OBJECTIVE = Filter the entries below, keeping only lines with the word "finishing".

RECORDS FOR THIS EXERCISE =

[Begin]

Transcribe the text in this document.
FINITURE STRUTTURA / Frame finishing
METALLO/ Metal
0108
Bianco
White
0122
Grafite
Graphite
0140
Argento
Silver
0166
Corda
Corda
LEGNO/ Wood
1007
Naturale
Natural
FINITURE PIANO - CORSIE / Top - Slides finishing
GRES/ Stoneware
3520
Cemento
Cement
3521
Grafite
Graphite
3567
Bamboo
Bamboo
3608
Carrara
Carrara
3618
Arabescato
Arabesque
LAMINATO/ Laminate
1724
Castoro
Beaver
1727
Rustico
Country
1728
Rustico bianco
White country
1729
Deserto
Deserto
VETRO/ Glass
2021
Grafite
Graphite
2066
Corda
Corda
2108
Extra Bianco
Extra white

[End]

CORRECT RESPONSE =
FINITURE STRUTTURA / Frame finishing
FINITURE PIANO - CORSIE / Top - Slides finishing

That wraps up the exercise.